* Working data:
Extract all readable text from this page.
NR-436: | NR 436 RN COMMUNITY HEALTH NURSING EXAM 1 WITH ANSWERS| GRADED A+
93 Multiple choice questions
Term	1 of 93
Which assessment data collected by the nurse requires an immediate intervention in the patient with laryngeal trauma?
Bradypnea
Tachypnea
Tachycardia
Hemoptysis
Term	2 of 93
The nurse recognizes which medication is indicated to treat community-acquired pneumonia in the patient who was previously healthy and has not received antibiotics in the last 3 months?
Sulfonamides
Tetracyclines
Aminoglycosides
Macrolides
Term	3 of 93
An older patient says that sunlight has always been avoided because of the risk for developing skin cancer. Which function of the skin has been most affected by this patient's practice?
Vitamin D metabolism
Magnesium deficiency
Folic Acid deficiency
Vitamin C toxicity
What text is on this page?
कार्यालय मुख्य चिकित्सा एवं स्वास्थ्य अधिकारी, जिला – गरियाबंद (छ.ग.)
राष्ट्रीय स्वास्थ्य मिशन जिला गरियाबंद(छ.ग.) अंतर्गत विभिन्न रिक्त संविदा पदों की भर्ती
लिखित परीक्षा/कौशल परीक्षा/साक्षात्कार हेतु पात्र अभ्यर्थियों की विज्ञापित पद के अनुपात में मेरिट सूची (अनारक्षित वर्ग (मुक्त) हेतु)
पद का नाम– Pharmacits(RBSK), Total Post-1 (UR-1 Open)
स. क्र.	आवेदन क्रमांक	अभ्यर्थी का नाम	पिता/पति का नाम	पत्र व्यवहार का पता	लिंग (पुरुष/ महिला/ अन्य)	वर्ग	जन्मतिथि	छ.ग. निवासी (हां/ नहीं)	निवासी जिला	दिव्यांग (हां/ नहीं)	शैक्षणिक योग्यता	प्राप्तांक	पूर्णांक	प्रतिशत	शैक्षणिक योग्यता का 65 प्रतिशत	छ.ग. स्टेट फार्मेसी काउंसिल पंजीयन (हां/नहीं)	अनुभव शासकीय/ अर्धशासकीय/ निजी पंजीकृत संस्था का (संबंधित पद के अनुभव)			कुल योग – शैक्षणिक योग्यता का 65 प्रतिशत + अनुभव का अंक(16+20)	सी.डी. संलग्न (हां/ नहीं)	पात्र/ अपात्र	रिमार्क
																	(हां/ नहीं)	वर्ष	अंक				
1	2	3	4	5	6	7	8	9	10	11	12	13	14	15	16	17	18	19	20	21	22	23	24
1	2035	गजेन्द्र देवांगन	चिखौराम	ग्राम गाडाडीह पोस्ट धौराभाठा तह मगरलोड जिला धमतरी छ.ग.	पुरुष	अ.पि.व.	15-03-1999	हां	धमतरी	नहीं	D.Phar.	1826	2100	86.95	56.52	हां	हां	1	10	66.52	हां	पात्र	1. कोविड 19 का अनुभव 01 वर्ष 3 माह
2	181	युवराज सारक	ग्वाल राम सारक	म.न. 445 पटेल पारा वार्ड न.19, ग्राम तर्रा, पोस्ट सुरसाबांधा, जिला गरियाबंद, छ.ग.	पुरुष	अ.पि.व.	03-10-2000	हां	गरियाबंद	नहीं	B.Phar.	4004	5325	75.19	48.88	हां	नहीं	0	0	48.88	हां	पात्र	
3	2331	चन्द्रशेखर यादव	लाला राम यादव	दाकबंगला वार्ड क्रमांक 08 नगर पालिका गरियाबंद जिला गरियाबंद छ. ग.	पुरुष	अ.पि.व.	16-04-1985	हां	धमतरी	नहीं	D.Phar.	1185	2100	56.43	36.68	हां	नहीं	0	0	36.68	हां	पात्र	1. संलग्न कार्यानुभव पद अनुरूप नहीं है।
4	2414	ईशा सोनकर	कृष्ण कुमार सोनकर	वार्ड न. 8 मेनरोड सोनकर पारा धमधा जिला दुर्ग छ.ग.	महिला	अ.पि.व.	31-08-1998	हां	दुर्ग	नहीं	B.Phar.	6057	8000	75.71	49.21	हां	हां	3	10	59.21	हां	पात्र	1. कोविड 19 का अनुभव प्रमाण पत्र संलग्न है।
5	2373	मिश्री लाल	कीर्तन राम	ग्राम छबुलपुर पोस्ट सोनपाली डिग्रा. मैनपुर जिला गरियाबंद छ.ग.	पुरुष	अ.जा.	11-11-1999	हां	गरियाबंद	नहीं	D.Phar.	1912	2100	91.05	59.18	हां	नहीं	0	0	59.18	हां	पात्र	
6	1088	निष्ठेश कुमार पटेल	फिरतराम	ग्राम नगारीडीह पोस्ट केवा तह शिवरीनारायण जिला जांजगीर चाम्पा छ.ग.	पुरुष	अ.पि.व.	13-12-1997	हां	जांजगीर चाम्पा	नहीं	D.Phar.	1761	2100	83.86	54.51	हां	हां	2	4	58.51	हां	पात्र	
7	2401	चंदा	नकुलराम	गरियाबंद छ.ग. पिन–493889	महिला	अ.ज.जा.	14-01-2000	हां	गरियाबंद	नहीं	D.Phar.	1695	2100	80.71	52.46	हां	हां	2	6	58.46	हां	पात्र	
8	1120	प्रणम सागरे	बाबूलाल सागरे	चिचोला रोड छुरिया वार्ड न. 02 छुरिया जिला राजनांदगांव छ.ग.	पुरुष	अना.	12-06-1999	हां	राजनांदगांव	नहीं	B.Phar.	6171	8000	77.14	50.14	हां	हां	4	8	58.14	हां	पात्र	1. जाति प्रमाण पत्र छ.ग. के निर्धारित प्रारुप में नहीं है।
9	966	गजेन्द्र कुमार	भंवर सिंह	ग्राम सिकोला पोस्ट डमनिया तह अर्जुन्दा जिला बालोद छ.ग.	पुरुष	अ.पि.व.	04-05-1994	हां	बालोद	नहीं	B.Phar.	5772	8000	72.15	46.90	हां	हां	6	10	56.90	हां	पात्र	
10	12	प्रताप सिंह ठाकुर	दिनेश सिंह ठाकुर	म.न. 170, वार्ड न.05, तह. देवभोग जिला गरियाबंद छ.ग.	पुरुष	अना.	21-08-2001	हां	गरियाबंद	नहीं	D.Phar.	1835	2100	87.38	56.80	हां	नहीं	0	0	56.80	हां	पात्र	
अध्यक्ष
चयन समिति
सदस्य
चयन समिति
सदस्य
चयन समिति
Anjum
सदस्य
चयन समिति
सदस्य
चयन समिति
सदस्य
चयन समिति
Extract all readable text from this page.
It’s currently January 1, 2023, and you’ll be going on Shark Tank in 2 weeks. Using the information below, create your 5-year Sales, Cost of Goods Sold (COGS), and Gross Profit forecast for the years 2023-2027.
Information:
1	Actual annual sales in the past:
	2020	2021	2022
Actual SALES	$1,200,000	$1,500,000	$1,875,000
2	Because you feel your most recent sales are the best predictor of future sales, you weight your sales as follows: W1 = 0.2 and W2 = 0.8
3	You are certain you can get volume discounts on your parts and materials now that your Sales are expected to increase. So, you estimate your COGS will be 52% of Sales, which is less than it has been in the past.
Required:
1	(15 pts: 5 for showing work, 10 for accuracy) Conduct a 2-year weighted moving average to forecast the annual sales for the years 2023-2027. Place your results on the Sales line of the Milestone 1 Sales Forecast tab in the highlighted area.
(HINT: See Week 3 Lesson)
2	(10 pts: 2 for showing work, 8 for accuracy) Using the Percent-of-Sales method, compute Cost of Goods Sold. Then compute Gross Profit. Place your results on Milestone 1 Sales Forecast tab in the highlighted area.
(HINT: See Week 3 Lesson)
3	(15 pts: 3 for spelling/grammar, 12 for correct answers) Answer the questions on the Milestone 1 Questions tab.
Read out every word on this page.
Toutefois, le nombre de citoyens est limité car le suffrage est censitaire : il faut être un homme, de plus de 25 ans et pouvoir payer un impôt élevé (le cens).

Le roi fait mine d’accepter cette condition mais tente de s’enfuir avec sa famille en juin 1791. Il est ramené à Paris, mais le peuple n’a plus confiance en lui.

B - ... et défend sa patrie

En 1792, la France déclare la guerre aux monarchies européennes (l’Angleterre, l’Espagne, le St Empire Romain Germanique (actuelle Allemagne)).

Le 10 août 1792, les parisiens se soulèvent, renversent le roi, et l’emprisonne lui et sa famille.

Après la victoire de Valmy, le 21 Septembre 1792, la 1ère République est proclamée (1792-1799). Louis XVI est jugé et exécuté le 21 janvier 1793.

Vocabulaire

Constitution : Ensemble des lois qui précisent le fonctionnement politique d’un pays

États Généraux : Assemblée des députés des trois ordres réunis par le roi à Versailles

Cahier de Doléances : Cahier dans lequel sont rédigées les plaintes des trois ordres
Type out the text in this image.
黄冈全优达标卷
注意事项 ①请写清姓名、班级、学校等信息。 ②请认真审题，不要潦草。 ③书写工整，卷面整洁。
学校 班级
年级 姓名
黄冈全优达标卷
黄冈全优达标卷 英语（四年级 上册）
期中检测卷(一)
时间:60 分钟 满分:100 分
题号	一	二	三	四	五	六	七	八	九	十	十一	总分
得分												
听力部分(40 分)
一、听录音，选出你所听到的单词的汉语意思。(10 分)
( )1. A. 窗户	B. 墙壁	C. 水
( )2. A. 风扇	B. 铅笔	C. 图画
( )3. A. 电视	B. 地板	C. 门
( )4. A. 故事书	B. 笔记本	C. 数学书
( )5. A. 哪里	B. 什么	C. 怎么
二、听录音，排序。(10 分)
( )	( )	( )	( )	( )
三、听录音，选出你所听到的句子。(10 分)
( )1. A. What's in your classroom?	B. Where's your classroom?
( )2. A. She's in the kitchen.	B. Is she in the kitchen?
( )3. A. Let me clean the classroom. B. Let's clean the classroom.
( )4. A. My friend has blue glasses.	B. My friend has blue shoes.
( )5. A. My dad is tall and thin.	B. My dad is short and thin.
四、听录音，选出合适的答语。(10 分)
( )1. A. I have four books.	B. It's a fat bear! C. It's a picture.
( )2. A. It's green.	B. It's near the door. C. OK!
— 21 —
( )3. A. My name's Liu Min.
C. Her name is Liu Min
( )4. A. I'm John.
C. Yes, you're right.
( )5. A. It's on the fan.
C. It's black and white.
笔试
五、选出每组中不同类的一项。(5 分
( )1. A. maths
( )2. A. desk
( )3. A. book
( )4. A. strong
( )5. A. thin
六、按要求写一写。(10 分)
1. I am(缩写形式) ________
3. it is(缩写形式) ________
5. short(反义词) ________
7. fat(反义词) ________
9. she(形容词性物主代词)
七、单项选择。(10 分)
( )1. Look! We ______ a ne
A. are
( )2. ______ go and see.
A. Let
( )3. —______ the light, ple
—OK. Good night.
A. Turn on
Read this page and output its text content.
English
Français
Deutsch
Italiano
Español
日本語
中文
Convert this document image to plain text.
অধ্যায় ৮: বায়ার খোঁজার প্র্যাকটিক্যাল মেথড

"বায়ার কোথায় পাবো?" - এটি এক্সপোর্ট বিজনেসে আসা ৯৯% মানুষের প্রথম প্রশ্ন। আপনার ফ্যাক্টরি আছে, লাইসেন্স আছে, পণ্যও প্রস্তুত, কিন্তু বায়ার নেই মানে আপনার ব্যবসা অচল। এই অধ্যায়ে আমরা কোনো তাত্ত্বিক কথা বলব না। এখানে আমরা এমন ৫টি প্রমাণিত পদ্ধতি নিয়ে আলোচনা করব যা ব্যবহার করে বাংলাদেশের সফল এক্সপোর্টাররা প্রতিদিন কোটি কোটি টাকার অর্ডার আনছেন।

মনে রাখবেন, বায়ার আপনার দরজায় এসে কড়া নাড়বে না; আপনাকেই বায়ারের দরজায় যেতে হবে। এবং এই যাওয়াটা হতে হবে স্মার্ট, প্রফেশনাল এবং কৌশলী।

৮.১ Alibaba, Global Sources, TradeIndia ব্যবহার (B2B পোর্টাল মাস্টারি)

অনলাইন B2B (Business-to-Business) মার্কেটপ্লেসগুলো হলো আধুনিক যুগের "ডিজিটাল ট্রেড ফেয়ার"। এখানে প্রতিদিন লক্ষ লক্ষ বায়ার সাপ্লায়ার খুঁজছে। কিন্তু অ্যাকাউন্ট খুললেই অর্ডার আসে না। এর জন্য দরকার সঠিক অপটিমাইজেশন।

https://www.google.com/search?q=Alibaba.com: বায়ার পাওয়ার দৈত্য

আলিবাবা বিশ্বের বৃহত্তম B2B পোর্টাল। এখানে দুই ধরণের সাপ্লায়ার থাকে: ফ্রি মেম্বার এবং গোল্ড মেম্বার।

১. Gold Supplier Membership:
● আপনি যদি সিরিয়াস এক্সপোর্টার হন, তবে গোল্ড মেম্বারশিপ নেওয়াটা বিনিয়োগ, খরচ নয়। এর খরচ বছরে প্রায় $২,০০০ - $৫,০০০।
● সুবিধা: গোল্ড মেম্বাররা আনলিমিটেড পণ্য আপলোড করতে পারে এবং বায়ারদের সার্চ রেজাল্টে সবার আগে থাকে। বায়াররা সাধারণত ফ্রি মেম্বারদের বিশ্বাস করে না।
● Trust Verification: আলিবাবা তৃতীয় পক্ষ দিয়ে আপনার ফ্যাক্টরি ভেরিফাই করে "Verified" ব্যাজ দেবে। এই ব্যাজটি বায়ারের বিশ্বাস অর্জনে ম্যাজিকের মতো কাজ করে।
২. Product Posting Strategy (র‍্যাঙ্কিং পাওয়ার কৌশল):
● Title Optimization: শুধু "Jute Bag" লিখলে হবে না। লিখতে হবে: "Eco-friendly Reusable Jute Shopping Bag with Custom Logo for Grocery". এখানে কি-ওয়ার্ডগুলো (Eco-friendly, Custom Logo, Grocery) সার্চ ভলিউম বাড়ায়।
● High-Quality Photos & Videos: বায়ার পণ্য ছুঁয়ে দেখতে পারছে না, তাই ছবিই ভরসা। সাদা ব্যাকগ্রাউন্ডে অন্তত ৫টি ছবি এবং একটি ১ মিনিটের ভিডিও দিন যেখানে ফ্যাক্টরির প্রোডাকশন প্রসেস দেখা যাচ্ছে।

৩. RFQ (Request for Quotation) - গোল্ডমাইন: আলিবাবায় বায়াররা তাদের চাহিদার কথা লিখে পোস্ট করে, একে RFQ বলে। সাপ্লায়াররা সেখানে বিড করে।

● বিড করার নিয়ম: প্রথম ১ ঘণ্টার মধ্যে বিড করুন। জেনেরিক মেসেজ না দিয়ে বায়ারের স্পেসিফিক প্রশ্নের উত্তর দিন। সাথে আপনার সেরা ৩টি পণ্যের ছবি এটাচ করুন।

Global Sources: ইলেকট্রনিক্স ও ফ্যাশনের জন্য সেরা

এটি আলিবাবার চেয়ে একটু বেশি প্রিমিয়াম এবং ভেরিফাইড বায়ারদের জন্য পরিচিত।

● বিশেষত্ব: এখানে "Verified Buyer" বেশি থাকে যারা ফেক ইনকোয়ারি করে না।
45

* What you should do: Which lines include the word "area"? List them all.

* Expected output:
1	(15 pts: 5 for showing work, 10 for accuracy) Conduct a 2-year weighted moving average to forecast the annual sales for the years 2023-2027. Place your results on the Sales line of the Milestone 1 Sales Forecast tab in the highlighted area.
2	(10 pts: 2 for showing work, 8 for accuracy) Using the Percent-of-Sales method, compute Cost of Goods Sold. Then compute Gross Profit. Place your results on Milestone 1 Sales Forecast tab in the highlighted area.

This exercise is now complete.